Start of THE INPUT

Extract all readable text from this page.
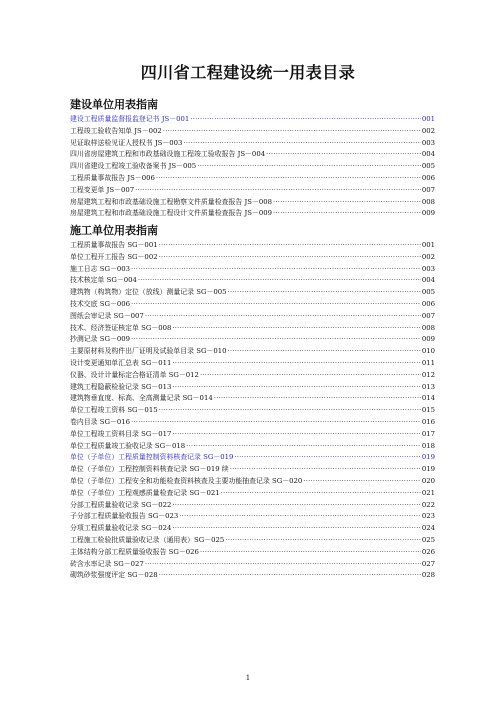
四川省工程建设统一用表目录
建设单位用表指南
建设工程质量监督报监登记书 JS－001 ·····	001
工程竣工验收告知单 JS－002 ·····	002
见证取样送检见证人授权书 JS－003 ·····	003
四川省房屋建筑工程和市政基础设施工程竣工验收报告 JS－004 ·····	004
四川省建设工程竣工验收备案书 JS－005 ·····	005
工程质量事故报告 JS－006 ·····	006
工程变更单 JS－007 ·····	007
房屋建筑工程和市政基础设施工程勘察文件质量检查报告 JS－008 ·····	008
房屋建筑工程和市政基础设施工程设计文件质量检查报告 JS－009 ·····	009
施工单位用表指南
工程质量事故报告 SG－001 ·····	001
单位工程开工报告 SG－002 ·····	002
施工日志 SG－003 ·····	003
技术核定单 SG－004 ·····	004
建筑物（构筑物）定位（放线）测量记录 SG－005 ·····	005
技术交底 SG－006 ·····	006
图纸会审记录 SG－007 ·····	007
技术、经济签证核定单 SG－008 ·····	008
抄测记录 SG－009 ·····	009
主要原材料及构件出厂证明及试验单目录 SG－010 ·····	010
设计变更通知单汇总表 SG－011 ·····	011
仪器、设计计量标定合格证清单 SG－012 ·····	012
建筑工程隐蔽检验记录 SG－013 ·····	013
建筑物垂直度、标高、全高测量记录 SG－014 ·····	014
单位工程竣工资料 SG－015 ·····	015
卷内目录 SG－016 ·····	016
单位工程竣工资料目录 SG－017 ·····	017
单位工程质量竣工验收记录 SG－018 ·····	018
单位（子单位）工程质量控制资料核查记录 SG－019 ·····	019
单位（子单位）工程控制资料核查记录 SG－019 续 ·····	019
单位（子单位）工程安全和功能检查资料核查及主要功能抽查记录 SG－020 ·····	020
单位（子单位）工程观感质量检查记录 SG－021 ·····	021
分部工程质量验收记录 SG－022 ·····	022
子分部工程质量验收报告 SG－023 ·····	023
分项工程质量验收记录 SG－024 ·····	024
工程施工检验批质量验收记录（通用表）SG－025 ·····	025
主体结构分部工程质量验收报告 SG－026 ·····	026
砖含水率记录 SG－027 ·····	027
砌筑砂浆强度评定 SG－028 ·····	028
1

End of THE INPUT

§ GIVEN PROBLEM: Output the material word for word, omitting its pictures.

§ ANSWER TO THIS PROBLEM:
Extract all readable text from this page.
四川省工程建设统一用表目录
建设单位用表指南
建设工程质量监督报监登记书 JS－001 ·····	001
工程竣工验收告知单 JS－002 ·····	002
见证取样送检见证人授权书 JS－003 ·····	003
四川省房屋建筑工程和市政基础设施工程竣工验收报告 JS－004 ·····	004
四川省建设工程竣工验收备案书 JS－005 ·····	005
工程质量事故报告 JS－006 ·····	006
工程变更单 JS－007 ·····	007
房屋建筑工程和市政基础设施工程勘察文件质量检查报告 JS－008 ·····	008
房屋建筑工程和市政基础设施工程设计文件质量检查报告 JS－009 ·····	009
施工单位用表指南
工程质量事故报告 SG－001 ·····	001
单位工程开工报告 SG－002 ·····	002
施工日志 SG－003 ·····	003
技术核定单 SG－004 ·····	004
建筑物（构筑物）定位（放线）测量记录 SG－005 ·····	005
技术交底 SG－006 ·····	006
图纸会审记录 SG－007 ·····	007
技术、经济签证核定单 SG－008 ·····	008
抄测记录 SG－009 ·····	009
主要原材料及构件出厂证明及试验单目录 SG－010 ·····	010
设计变更通知单汇总表 SG－011 ·····	011
仪器、设计计量标定合格证清单 SG－012 ·····	012
建筑工程隐蔽检验记录 SG－013 ·····	013
建筑物垂直度、标高、全高测量记录 SG－014 ·····	014
单位工程竣工资料 SG－015 ·····	015
卷内目录 SG－016 ·····	016
单位工程竣工资料目录 SG－017 ·····	017
单位工程质量竣工验收记录 SG－018 ·····	018
单位（子单位）工程质量控制资料核查记录 SG－019 ·····	019
单位（子单位）工程控制资料核查记录 SG－019 续 ·····	019
单位（子单位）工程安全和功能检查资料核查及主要功能抽查记录 SG－020 ·····	020
单位（子单位）工程观感质量检查记录 SG－021 ·····	021
分部工程质量验收记录 SG－022 ·····	022
子分部工程质量验收报告 SG－023 ·····	023
分项工程质量验收记录 SG－024 ·····	024
工程施工检验批质量验收记录（通用表）SG－025 ·····	025
主体结构分部工程质量验收报告 SG－026 ·····	026
砖含水率记录 SG－027 ·····	027
砌筑砂浆强度评定 SG－028 ·····	028
1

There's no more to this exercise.